Find and copy each line of the records where the string "horizontal" shows up.
━━━━
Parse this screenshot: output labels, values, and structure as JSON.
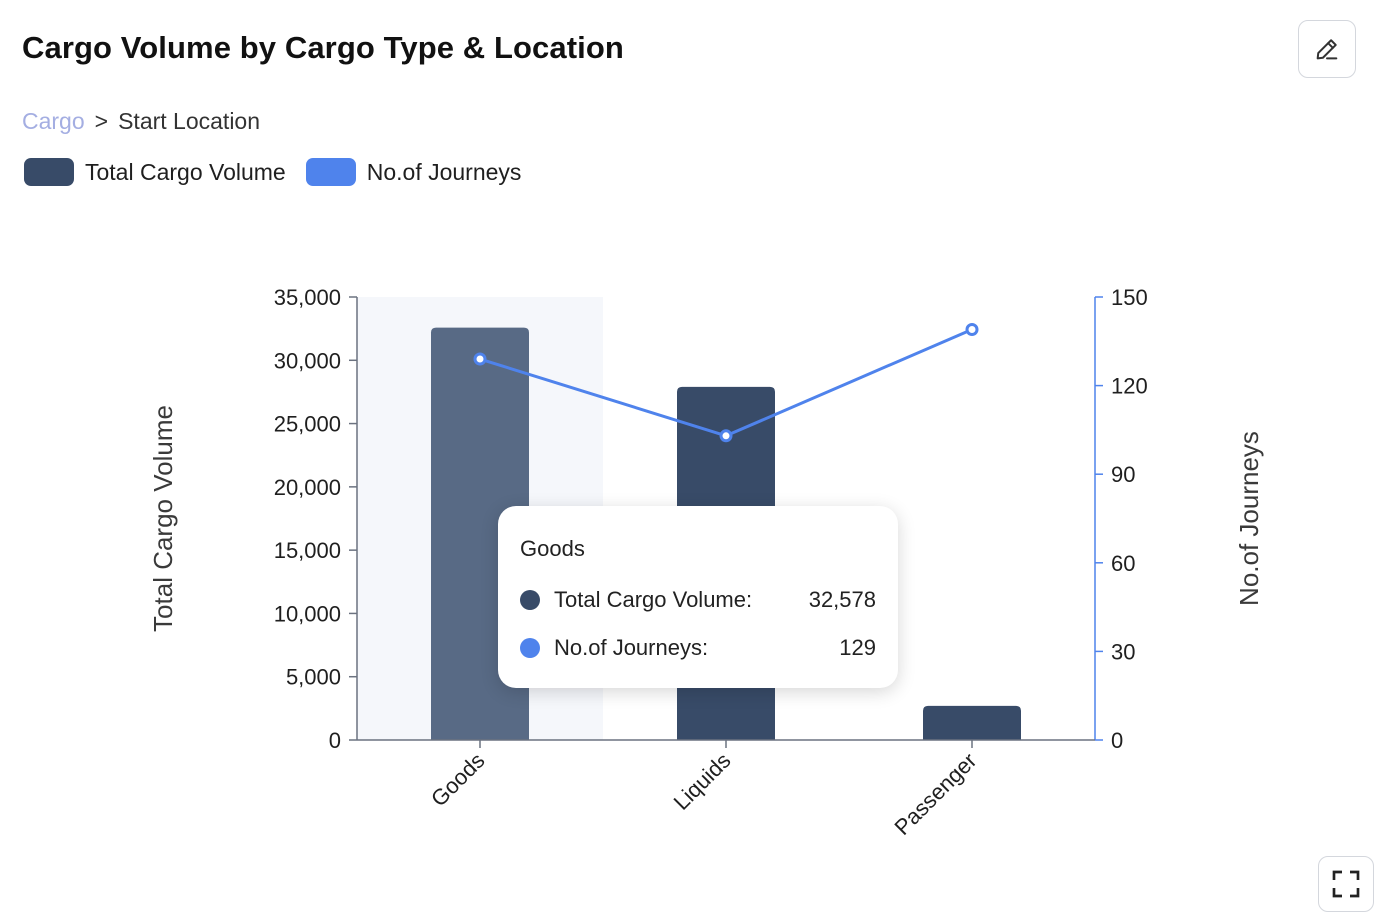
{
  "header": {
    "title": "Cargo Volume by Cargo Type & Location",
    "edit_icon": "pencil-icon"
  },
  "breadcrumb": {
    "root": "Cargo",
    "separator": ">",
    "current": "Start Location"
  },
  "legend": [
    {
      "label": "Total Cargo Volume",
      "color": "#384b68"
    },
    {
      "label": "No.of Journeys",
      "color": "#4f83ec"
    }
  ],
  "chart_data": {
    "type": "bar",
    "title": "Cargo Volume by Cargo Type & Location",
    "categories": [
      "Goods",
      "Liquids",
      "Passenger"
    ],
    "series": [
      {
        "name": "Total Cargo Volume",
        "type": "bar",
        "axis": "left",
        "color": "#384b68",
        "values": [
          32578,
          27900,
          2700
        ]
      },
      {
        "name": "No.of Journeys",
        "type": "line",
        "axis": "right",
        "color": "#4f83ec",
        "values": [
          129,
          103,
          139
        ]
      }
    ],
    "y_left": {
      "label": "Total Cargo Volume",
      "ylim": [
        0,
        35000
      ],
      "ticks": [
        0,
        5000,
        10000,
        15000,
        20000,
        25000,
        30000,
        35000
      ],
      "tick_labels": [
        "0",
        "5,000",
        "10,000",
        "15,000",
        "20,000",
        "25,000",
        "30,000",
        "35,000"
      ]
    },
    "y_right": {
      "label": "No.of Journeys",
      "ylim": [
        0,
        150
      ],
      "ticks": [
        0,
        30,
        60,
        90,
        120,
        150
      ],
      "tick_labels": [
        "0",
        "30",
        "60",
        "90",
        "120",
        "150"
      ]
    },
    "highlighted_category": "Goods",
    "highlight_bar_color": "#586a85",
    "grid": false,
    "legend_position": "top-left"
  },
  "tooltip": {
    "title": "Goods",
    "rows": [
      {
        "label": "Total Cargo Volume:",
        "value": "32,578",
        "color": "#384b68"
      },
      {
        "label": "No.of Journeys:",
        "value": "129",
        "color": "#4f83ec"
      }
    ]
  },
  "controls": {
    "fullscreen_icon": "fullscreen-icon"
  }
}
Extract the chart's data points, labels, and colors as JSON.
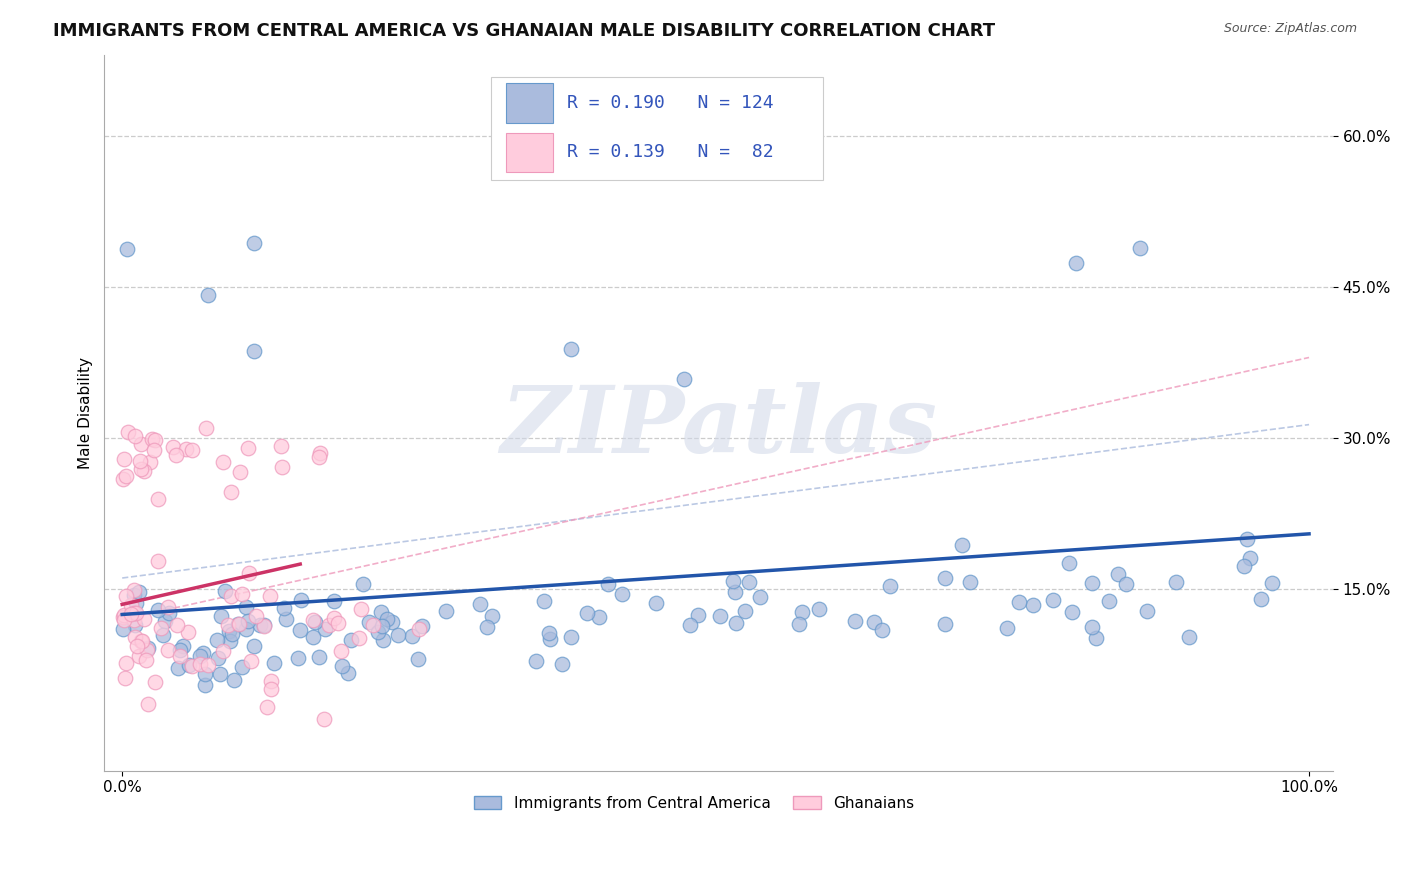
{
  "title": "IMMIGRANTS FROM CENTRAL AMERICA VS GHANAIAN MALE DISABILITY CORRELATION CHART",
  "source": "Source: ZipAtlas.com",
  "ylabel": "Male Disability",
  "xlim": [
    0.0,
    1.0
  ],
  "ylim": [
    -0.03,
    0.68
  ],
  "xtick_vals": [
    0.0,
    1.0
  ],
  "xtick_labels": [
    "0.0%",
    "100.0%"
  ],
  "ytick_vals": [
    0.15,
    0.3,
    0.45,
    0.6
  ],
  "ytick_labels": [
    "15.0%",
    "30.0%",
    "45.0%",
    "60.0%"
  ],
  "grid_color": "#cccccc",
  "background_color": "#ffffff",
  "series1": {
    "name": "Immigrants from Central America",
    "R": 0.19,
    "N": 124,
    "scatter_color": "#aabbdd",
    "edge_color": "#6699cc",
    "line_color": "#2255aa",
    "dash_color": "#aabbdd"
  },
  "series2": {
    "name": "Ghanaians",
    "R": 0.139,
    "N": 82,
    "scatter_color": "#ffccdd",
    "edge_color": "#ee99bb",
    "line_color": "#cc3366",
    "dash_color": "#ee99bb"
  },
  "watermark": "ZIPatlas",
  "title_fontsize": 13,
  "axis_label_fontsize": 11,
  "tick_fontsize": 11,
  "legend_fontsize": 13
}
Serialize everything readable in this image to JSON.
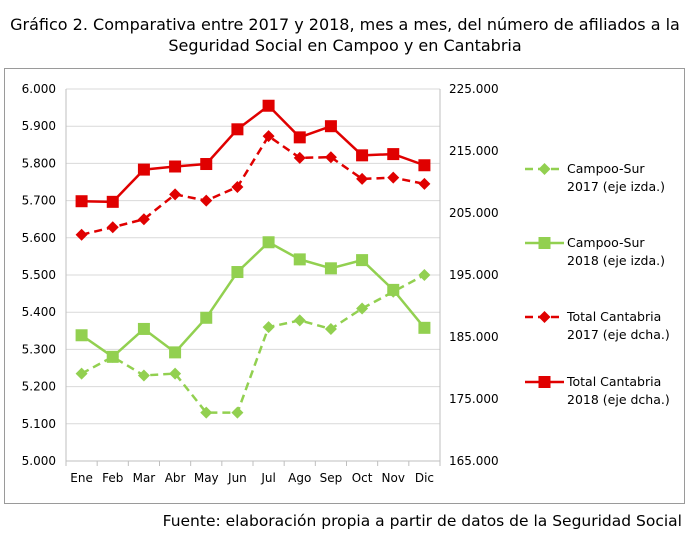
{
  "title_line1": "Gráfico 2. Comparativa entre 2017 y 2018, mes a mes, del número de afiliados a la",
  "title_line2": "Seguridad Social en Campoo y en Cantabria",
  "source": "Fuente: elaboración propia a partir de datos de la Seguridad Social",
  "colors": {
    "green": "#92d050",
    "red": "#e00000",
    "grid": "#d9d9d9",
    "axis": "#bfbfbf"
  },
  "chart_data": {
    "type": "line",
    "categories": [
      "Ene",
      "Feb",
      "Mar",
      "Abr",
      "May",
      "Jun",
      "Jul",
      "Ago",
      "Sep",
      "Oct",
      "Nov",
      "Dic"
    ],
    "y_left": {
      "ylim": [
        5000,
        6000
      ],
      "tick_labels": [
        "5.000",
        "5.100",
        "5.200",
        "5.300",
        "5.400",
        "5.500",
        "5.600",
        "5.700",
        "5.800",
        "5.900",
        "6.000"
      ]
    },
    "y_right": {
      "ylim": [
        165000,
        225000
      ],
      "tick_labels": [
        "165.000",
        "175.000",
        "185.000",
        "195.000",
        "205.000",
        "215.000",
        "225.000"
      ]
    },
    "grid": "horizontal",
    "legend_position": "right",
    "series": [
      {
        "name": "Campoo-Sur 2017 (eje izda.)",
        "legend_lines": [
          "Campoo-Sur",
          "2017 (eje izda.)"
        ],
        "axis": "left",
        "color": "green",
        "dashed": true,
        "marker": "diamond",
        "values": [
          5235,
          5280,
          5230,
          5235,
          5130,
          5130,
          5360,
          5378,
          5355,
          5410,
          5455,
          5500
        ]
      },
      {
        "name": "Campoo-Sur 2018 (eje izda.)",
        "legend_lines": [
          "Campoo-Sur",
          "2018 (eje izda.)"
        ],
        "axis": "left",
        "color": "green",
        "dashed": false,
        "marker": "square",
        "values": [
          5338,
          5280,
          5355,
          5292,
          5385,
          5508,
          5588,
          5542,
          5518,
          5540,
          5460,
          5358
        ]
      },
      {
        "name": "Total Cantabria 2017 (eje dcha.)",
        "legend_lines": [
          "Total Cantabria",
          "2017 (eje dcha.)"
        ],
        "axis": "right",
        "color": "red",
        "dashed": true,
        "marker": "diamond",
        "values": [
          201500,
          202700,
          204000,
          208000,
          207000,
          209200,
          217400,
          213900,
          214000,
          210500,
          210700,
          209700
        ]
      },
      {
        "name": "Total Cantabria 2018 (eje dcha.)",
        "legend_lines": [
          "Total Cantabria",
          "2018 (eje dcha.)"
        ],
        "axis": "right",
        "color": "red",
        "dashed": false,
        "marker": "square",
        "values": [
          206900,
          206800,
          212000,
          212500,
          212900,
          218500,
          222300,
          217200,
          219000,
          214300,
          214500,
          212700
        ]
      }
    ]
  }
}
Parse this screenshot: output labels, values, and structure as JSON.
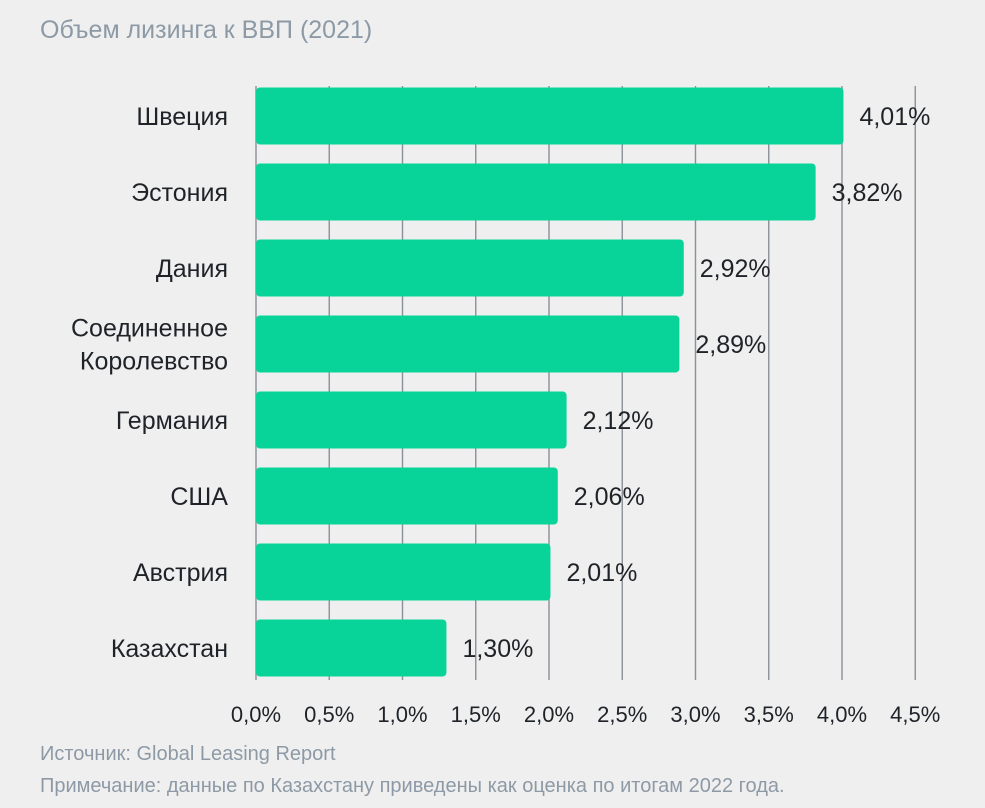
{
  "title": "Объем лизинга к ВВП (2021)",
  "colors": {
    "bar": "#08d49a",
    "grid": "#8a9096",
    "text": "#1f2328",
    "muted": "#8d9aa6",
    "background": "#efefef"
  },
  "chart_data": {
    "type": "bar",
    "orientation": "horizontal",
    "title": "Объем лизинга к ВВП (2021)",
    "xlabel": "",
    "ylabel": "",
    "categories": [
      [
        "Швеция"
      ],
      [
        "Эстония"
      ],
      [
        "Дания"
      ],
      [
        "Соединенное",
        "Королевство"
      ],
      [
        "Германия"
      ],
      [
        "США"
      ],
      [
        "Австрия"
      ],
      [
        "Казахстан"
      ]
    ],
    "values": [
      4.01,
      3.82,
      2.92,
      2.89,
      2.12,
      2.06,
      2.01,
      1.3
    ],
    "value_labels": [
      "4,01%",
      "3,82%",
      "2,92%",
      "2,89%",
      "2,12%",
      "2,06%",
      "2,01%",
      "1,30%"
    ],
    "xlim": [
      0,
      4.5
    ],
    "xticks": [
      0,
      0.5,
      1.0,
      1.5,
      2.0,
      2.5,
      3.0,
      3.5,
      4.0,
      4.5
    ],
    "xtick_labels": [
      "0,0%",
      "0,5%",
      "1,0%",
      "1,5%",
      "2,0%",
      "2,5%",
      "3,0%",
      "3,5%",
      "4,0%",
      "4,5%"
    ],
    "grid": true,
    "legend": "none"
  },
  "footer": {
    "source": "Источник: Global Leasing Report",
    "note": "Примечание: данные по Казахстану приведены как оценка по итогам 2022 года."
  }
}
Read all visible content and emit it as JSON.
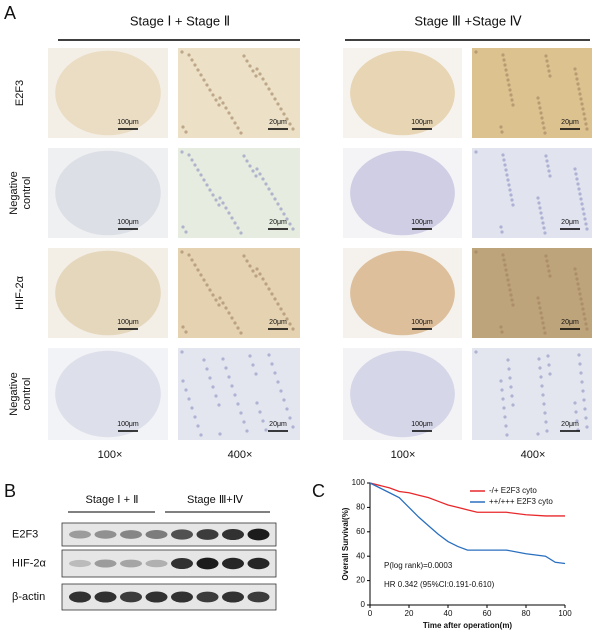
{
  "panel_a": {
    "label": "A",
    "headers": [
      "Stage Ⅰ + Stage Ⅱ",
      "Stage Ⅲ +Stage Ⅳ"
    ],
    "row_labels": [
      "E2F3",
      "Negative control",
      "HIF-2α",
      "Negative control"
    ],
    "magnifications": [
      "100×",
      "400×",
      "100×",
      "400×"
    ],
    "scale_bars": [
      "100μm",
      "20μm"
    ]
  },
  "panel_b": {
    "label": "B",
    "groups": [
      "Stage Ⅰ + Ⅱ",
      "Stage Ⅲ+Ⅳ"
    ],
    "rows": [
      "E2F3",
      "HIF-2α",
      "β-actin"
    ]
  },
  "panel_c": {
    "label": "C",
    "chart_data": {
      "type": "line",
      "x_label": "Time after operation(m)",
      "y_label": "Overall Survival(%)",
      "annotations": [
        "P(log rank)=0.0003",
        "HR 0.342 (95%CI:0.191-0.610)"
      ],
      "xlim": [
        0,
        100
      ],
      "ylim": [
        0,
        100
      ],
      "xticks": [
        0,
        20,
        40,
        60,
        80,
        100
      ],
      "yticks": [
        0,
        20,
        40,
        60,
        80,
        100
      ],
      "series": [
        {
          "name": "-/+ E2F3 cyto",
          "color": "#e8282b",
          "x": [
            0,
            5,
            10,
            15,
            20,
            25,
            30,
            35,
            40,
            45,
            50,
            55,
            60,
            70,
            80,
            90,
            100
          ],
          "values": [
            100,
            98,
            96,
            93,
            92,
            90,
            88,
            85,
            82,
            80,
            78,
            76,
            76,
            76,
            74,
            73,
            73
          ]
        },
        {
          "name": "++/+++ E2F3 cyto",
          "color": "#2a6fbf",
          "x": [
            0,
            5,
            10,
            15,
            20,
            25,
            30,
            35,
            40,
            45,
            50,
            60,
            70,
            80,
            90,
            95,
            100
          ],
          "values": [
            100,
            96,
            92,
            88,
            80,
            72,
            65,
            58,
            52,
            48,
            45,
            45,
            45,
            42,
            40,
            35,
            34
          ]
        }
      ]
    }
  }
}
━━━━
> **TASK SOLUTION**:
    "grid": "horizontal",
    "orientation": "horizontal",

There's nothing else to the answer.